Reproduce each of the rows below word for word, leaving out the pictures.

——

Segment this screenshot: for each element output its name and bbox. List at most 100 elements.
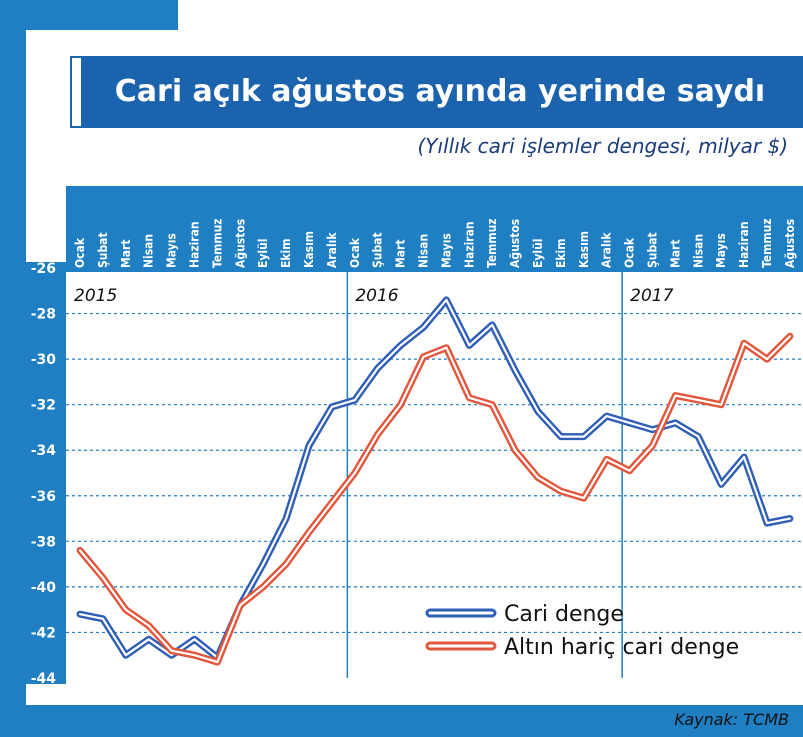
y-tick-label: -36 (31, 489, 56, 505)
data-point (720, 483, 722, 486)
data-point (697, 435, 700, 438)
data-point (766, 522, 768, 524)
data-point (583, 497, 585, 499)
data-point (193, 654, 196, 656)
month-label: Nisan (417, 234, 431, 268)
data-point (376, 367, 379, 370)
frame-top-tab (0, 0, 178, 30)
data-point (628, 469, 631, 472)
data-point (170, 654, 173, 656)
frame-left-bar (0, 0, 26, 737)
data-point (308, 444, 310, 447)
month-label-band (66, 186, 803, 272)
data-point (331, 406, 333, 408)
data-point (79, 613, 81, 615)
month-label: Haziran (737, 221, 751, 268)
data-point (514, 449, 516, 452)
year-labels: 2015 2016 2017 (74, 286, 674, 306)
data-point (262, 563, 265, 565)
data-point (605, 415, 608, 417)
y-tick-label: -32 (31, 398, 56, 414)
y-tick-label: -26 (31, 261, 56, 277)
data-point (468, 344, 471, 347)
data-point (720, 403, 722, 406)
month-label: Haziran (188, 221, 202, 268)
data-point (628, 422, 631, 424)
data-point (491, 324, 494, 326)
title-bar-accent (72, 58, 81, 126)
month-label: Aralık (325, 232, 339, 268)
chart-title: Cari açık ağustos ayında yerinde saydı (115, 74, 765, 109)
y-tick-label: -34 (31, 443, 57, 459)
data-point (743, 456, 745, 458)
chart-subtitle: (Yıllık cari işlemler dengesi, milyar $) (418, 134, 789, 158)
data-point (651, 444, 654, 447)
legend: Cari denge Altın hariç cari denge (425, 602, 739, 660)
data-point (354, 399, 356, 401)
month-label: Mayıs (439, 233, 453, 268)
year-label-2015: 2015 (74, 286, 117, 306)
y-axis-band (26, 262, 66, 684)
y-tick-label: -30 (31, 352, 57, 368)
data-point (651, 428, 654, 431)
y-tick-label: -44 (31, 671, 57, 687)
month-label: Eylül (531, 239, 545, 269)
year-label-2016: 2016 (355, 286, 398, 306)
data-point (79, 549, 81, 552)
month-label: Ağustos (508, 219, 522, 268)
month-label: Nisan (691, 234, 705, 268)
month-label: Temmuz (210, 218, 224, 268)
data-point (399, 344, 402, 347)
data-point (147, 624, 150, 627)
data-point (491, 403, 494, 406)
data-point (125, 654, 127, 656)
data-point (216, 661, 219, 663)
data-point (170, 649, 173, 652)
month-label: Şubat (371, 232, 385, 268)
y-tick-label: -40 (31, 580, 57, 596)
month-label: Kasım (302, 231, 316, 268)
month-label: Mart (119, 239, 133, 268)
data-point (193, 638, 196, 641)
data-point (537, 410, 539, 413)
data-point (789, 335, 791, 338)
month-label: Ocak (73, 237, 87, 268)
month-label: Mayıs (714, 233, 728, 268)
month-label: Mart (668, 239, 682, 268)
year-dividers (346, 272, 623, 678)
month-label: Aralık (600, 232, 614, 268)
month-label: Ekim (554, 238, 568, 268)
data-point (743, 342, 745, 345)
y-tick-label: -38 (31, 534, 56, 550)
title-bar (70, 56, 803, 128)
data-point (445, 346, 448, 349)
month-label: Ocak (348, 237, 362, 268)
data-point (308, 531, 310, 533)
data-point (560, 490, 562, 493)
legend-label-altin-haric: Altın hariç cari denge (504, 635, 739, 660)
data-point (445, 299, 448, 301)
month-label: Mart (394, 239, 408, 268)
year-label-2017: 2017 (630, 286, 673, 306)
data-point (697, 399, 700, 401)
month-label: Ağustos (233, 219, 247, 268)
series-line-highlight (78, 298, 791, 659)
month-label: Temmuz (760, 218, 774, 268)
data-point (147, 638, 150, 641)
data-point (376, 433, 379, 436)
series-layer (76, 296, 794, 666)
y-tick-label: -28 (31, 307, 56, 323)
data-point (674, 394, 677, 397)
data-point (331, 501, 333, 504)
source-note: Kaynak: TCMB (674, 710, 789, 729)
month-label: Mayıs (165, 233, 179, 268)
data-point (560, 435, 562, 438)
x-axis-month-labels: Ocak Şubat Mart Nisan Mayıs Haziran Temmuz Ağus… (73, 218, 797, 268)
frame-bottom-corner (26, 705, 56, 737)
y-axis-tick-labels: -26 -28 -30 -32 -34 -36 -38 -40 -42 -44 (31, 261, 57, 687)
month-label: Haziran (462, 221, 476, 268)
month-label: Temmuz (485, 218, 499, 268)
series-line-highlight (78, 335, 791, 664)
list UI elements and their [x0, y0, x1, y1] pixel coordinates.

——

> _RESULT OF THIS TASK_
Segment this screenshot: for each element output its name and bbox. List at most 100 elements.
y-tick-label: -36 (31, 489, 56, 505)
data-point (720, 483, 722, 486)
data-point (697, 435, 700, 438)
data-point (766, 522, 768, 524)
data-point (583, 497, 585, 499)
data-point (193, 654, 196, 656)
month-label: Nisan (417, 234, 431, 268)
data-point (376, 367, 379, 370)
frame-top-tab (0, 0, 178, 30)
data-point (628, 469, 631, 472)
data-point (170, 654, 173, 656)
frame-left-bar (0, 0, 26, 737)
data-point (308, 444, 310, 447)
month-label-band (66, 186, 803, 272)
data-point (331, 406, 333, 408)
data-point (79, 613, 81, 615)
month-label: Haziran (737, 221, 751, 268)
data-point (514, 449, 516, 452)
year-labels: 2015 2016 2017 (74, 286, 674, 306)
data-point (262, 563, 265, 565)
data-point (605, 415, 608, 417)
y-tick-label: -32 (31, 398, 56, 414)
y-tick-label: -26 (31, 261, 56, 277)
data-point (468, 344, 471, 347)
data-point (720, 403, 722, 406)
month-label: Haziran (188, 221, 202, 268)
data-point (628, 422, 631, 424)
data-point (491, 324, 494, 326)
title-bar-accent (72, 58, 81, 126)
month-label: Aralık (325, 232, 339, 268)
chart-title: Cari açık ağustos ayında yerinde saydı (115, 74, 765, 109)
y-tick-label: -34 (31, 443, 57, 459)
data-point (743, 456, 745, 458)
chart-subtitle: (Yıllık cari işlemler dengesi, milyar $) (418, 134, 789, 158)
data-point (651, 444, 654, 447)
legend: Cari denge Altın hariç cari denge (425, 602, 739, 660)
data-point (354, 399, 356, 401)
month-label: Mayıs (439, 233, 453, 268)
year-label-2015: 2015 (74, 286, 117, 306)
y-axis-band (26, 262, 66, 684)
y-tick-label: -30 (31, 352, 57, 368)
data-point (651, 428, 654, 431)
y-tick-label: -44 (31, 671, 57, 687)
month-label: Eylül (531, 239, 545, 269)
year-label-2016: 2016 (355, 286, 398, 306)
data-point (79, 549, 81, 552)
month-label: Ağustos (508, 219, 522, 268)
month-label: Nisan (691, 234, 705, 268)
month-label: Temmuz (210, 218, 224, 268)
data-point (399, 344, 402, 347)
data-point (147, 624, 150, 627)
data-point (491, 403, 494, 406)
data-point (125, 654, 127, 656)
data-point (216, 661, 219, 663)
data-point (170, 649, 173, 652)
month-label: Şubat (371, 232, 385, 268)
y-tick-label: -40 (31, 580, 57, 596)
month-label: Kasım (302, 231, 316, 268)
month-label: Mart (119, 239, 133, 268)
data-point (193, 638, 196, 641)
data-point (537, 410, 539, 413)
data-point (789, 335, 791, 338)
month-label: Ocak (73, 237, 87, 268)
month-label: Mayıs (714, 233, 728, 268)
month-label: Mart (668, 239, 682, 268)
year-dividers (346, 272, 623, 678)
month-label: Aralık (600, 232, 614, 268)
month-label: Ekim (554, 238, 568, 268)
data-point (743, 342, 745, 345)
y-tick-label: -38 (31, 534, 56, 550)
title-bar (70, 56, 803, 128)
data-point (445, 346, 448, 349)
month-label: Ocak (348, 237, 362, 268)
data-point (308, 531, 310, 533)
data-point (560, 490, 562, 493)
legend-label-altin-haric: Altın hariç cari denge (504, 635, 739, 660)
data-point (445, 299, 448, 301)
month-label: Mart (394, 239, 408, 268)
year-label-2017: 2017 (630, 286, 673, 306)
data-point (697, 399, 700, 401)
month-label: Ağustos (233, 219, 247, 268)
series-line-highlight (78, 298, 791, 659)
month-label: Temmuz (760, 218, 774, 268)
data-point (147, 638, 150, 641)
data-point (376, 433, 379, 436)
series-layer (76, 296, 794, 666)
y-tick-label: -28 (31, 307, 56, 323)
data-point (674, 394, 677, 397)
data-point (331, 501, 333, 504)
source-note: Kaynak: TCMB (674, 710, 789, 729)
month-label: Mayıs (165, 233, 179, 268)
data-point (560, 435, 562, 438)
x-axis-month-labels: Ocak Şubat Mart Nisan Mayıs Haziran Temmuz Ağus… (73, 218, 797, 268)
frame-bottom-corner (26, 705, 56, 737)
y-axis-tick-labels: -26 -28 -30 -32 -34 -36 -38 -40 -42 -44 (31, 261, 57, 687)
month-label: Haziran (462, 221, 476, 268)
month-label: Temmuz (485, 218, 499, 268)
series-line-highlight (78, 335, 791, 664)
list UI elements and their [x0, y0, x1, y1] pixel coordinates.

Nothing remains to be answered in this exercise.